• Your task: Restate, word for word, every line of the data.

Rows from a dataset
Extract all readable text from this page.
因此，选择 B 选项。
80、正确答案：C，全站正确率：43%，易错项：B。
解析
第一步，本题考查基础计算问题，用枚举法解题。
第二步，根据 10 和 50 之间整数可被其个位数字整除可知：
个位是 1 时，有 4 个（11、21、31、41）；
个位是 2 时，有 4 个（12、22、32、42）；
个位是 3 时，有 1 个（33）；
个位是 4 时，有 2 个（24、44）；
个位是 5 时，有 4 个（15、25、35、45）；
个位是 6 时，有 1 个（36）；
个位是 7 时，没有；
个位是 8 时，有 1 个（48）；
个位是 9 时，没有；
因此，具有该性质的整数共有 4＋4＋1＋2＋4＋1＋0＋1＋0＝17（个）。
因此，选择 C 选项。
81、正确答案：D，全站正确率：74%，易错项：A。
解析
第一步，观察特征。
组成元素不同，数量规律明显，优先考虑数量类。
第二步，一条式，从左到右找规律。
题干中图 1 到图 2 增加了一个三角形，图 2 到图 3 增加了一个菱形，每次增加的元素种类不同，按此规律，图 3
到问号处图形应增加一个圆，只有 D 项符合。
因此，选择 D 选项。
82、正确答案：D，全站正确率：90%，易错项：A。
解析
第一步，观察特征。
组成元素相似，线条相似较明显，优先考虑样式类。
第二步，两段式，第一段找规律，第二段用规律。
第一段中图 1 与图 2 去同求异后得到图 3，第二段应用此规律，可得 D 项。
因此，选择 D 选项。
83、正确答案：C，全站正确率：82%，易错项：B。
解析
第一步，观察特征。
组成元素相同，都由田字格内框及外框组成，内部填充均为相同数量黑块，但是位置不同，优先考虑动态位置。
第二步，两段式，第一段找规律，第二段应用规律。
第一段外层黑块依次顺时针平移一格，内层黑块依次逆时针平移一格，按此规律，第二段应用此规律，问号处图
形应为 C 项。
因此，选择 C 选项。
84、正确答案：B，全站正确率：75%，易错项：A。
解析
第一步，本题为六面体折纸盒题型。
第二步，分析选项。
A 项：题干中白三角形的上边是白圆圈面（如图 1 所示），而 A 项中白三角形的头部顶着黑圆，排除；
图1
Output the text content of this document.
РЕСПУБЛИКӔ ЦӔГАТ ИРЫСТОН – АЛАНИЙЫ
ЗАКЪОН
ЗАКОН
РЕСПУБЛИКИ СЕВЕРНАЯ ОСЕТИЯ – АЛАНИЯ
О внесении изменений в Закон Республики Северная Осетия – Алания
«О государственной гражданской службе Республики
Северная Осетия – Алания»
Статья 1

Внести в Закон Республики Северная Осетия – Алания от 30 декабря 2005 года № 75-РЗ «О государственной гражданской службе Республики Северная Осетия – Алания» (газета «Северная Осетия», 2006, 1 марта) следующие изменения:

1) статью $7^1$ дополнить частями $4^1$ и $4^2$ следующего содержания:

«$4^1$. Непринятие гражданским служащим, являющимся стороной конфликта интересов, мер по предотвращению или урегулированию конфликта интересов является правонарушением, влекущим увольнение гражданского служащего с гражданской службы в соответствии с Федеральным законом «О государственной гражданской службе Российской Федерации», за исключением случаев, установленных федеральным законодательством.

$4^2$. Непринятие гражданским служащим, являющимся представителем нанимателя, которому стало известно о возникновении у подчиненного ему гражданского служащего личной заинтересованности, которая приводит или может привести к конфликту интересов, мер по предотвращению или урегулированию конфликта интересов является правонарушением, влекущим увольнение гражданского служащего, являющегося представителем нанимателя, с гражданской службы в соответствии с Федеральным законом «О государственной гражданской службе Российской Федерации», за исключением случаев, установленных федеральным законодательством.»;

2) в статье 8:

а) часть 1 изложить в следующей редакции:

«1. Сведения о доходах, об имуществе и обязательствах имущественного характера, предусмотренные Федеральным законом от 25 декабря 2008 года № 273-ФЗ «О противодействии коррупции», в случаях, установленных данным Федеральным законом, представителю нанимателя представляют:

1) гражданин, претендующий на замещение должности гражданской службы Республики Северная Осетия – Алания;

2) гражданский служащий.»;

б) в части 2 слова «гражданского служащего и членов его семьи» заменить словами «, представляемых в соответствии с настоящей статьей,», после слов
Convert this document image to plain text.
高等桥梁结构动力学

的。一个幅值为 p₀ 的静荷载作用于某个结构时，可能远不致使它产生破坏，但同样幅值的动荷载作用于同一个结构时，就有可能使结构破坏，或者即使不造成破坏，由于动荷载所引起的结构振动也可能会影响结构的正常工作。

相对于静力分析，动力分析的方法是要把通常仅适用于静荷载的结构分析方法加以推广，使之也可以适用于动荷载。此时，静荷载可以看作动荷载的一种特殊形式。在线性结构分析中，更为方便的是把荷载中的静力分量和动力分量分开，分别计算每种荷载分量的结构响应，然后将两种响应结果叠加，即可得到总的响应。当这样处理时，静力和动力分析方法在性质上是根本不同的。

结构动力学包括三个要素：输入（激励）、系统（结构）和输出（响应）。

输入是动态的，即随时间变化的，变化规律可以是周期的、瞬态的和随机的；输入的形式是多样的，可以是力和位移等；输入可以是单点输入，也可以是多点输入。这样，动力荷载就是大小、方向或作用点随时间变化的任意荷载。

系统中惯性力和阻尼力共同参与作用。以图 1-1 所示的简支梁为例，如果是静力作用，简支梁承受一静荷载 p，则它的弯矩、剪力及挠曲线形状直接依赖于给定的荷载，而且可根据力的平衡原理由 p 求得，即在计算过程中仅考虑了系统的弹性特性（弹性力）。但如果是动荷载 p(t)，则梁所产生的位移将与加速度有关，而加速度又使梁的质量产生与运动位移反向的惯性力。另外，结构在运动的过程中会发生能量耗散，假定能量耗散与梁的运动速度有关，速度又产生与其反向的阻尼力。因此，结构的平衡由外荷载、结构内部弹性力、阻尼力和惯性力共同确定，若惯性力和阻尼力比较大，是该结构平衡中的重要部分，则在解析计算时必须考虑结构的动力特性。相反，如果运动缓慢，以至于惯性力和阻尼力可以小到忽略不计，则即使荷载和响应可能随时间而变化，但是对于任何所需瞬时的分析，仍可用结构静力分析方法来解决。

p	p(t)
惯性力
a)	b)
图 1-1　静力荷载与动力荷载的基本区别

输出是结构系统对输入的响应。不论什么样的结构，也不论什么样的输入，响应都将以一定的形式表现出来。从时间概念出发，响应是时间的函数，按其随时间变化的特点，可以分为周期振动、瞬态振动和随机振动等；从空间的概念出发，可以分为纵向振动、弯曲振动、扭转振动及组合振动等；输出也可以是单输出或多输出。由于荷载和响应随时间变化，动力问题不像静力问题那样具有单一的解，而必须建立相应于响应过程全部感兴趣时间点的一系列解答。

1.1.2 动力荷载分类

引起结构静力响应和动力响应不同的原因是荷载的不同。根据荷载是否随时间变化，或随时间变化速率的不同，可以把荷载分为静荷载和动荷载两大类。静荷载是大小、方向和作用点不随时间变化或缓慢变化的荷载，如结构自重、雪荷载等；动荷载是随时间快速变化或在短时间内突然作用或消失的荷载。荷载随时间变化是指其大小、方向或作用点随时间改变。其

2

• Answer to the task:
Extract all readable text from this page.
因此，选择 B 选项。
80、正确答案：C，全站正确率：43%，易错项：B。
解析
第一步，本题考查基础计算问题，用枚举法解题。
第二步，根据 10 和 50 之间整数可被其个位数字整除可知：
个位是 1 时，有 4 个（11、21、31、41）；
个位是 2 时，有 4 个（12、22、32、42）；
个位是 3 时，有 1 个（33）；
个位是 4 时，有 2 个（24、44）；
个位是 5 时，有 4 个（15、25、35、45）；
个位是 6 时，有 1 个（36）；
个位是 7 时，没有；
个位是 8 时，有 1 个（48）；
个位是 9 时，没有；
因此，具有该性质的整数共有 4＋4＋1＋2＋4＋1＋0＋1＋0＝17（个）。
因此，选择 C 选项。
81、正确答案：D，全站正确率：74%，易错项：A。
解析
第一步，观察特征。
组成元素不同，数量规律明显，优先考虑数量类。
第二步，一条式，从左到右找规律。
题干中图 1 到图 2 增加了一个三角形，图 2 到图 3 增加了一个菱形，每次增加的元素种类不同，按此规律，图 3
到问号处图形应增加一个圆，只有 D 项符合。
因此，选择 D 选项。
82、正确答案：D，全站正确率：90%，易错项：A。
解析
第一步，观察特征。
组成元素相似，线条相似较明显，优先考虑样式类。
第二步，两段式，第一段找规律，第二段用规律。
第一段中图 1 与图 2 去同求异后得到图 3，第二段应用此规律，可得 D 项。
因此，选择 D 选项。
83、正确答案：C，全站正确率：82%，易错项：B。
解析
第一步，观察特征。
组成元素相同，都由田字格内框及外框组成，内部填充均为相同数量黑块，但是位置不同，优先考虑动态位置。
第二步，两段式，第一段找规律，第二段应用规律。
第一段外层黑块依次顺时针平移一格，内层黑块依次逆时针平移一格，按此规律，第二段应用此规律，问号处图
形应为 C 项。
因此，选择 C 选项。
84、正确答案：B，全站正确率：75%，易错项：A。
解析
第一步，本题为六面体折纸盒题型。
第二步，分析选项。
A 项：题干中白三角形的上边是白圆圈面（如图 1 所示），而 A 项中白三角形的头部顶着黑圆，排除；
图1
Output the text content of this document.
РЕСПУБЛИКӔ ЦӔГАТ ИРЫСТОН – АЛАНИЙЫ
ЗАКЪОН
ЗАКОН
РЕСПУБЛИКИ СЕВЕРНАЯ ОСЕТИЯ – АЛАНИЯ
О внесении изменений в Закон Республики Северная Осетия – Алания
«О государственной гражданской службе Республики
Северная Осетия – Алания»
Статья 1

Внести в Закон Республики Северная Осетия – Алания от 30 декабря 2005 года № 75-РЗ «О государственной гражданской службе Республики Северная Осетия – Алания» (газета «Северная Осетия», 2006, 1 марта) следующие изменения:

1) статью $7^1$ дополнить частями $4^1$ и $4^2$ следующего содержания:

«$4^1$. Непринятие гражданским служащим, являющимся стороной конфликта интересов, мер по предотвращению или урегулированию конфликта интересов является правонарушением, влекущим увольнение гражданского служащего с гражданской службы в соответствии с Федеральным законом «О государственной гражданской службе Российской Федерации», за исключением случаев, установленных федеральным законодательством.

$4^2$. Непринятие гражданским служащим, являющимся представителем нанимателя, которому стало известно о возникновении у подчиненного ему гражданского служащего личной заинтересованности, которая приводит или может привести к конфликту интересов, мер по предотвращению или урегулированию конфликта интересов является правонарушением, влекущим увольнение гражданского служащего, являющегося представителем нанимателя, с гражданской службы в соответствии с Федеральным законом «О государственной гражданской службе Российской Федерации», за исключением случаев, установленных федеральным законодательством.»;

2) в статье 8:

а) часть 1 изложить в следующей редакции:

«1. Сведения о доходах, об имуществе и обязательствах имущественного характера, предусмотренные Федеральным законом от 25 декабря 2008 года № 273-ФЗ «О противодействии коррупции», в случаях, установленных данным Федеральным законом, представителю нанимателя представляют:

1) гражданин, претендующий на замещение должности гражданской службы Республики Северная Осетия – Алания;

2) гражданский служащий.»;

б) в части 2 слова «гражданского служащего и членов его семьи» заменить словами «, представляемых в соответствии с настоящей статьей,», после слов
Convert this document image to plain text.
高等桥梁结构动力学

的。一个幅值为 p₀ 的静荷载作用于某个结构时，可能远不致使它产生破坏，但同样幅值的动荷载作用于同一个结构时，就有可能使结构破坏，或者即使不造成破坏，由于动荷载所引起的结构振动也可能会影响结构的正常工作。

相对于静力分析，动力分析的方法是要把通常仅适用于静荷载的结构分析方法加以推广，使之也可以适用于动荷载。此时，静荷载可以看作动荷载的一种特殊形式。在线性结构分析中，更为方便的是把荷载中的静力分量和动力分量分开，分别计算每种荷载分量的结构响应，然后将两种响应结果叠加，即可得到总的响应。当这样处理时，静力和动力分析方法在性质上是根本不同的。

结构动力学包括三个要素：输入（激励）、系统（结构）和输出（响应）。

输入是动态的，即随时间变化的，变化规律可以是周期的、瞬态的和随机的；输入的形式是多样的，可以是力和位移等；输入可以是单点输入，也可以是多点输入。这样，动力荷载就是大小、方向或作用点随时间变化的任意荷载。

系统中惯性力和阻尼力共同参与作用。以图 1-1 所示的简支梁为例，如果是静力作用，简支梁承受一静荷载 p，则它的弯矩、剪力及挠曲线形状直接依赖于给定的荷载，而且可根据力的平衡原理由 p 求得，即在计算过程中仅考虑了系统的弹性特性（弹性力）。但如果是动荷载 p(t)，则梁所产生的位移将与加速度有关，而加速度又使梁的质量产生与运动位移反向的惯性力。另外，结构在运动的过程中会发生能量耗散，假定能量耗散与梁的运动速度有关，速度又产生与其反向的阻尼力。因此，结构的平衡由外荷载、结构内部弹性力、阻尼力和惯性力共同确定，若惯性力和阻尼力比较大，是该结构平衡中的重要部分，则在解析计算时必须考虑结构的动力特性。相反，如果运动缓慢，以至于惯性力和阻尼力可以小到忽略不计，则即使荷载和响应可能随时间而变化，但是对于任何所需瞬时的分析，仍可用结构静力分析方法来解决。

p	p(t)
惯性力
a)	b)
图 1-1　静力荷载与动力荷载的基本区别

输出是结构系统对输入的响应。不论什么样的结构，也不论什么样的输入，响应都将以一定的形式表现出来。从时间概念出发，响应是时间的函数，按其随时间变化的特点，可以分为周期振动、瞬态振动和随机振动等；从空间的概念出发，可以分为纵向振动、弯曲振动、扭转振动及组合振动等；输出也可以是单输出或多输出。由于荷载和响应随时间变化，动力问题不像静力问题那样具有单一的解，而必须建立相应于响应过程全部感兴趣时间点的一系列解答。

1.1.2 动力荷载分类

引起结构静力响应和动力响应不同的原因是荷载的不同。根据荷载是否随时间变化，或随时间变化速率的不同，可以把荷载分为静荷载和动荷载两大类。静荷载是大小、方向和作用点不随时间变化或缓慢变化的荷载，如结构自重、雪荷载等；动荷载是随时间快速变化或在短时间内突然作用或消失的荷载。荷载随时间变化是指其大小、方向或作用点随时间改变。其

2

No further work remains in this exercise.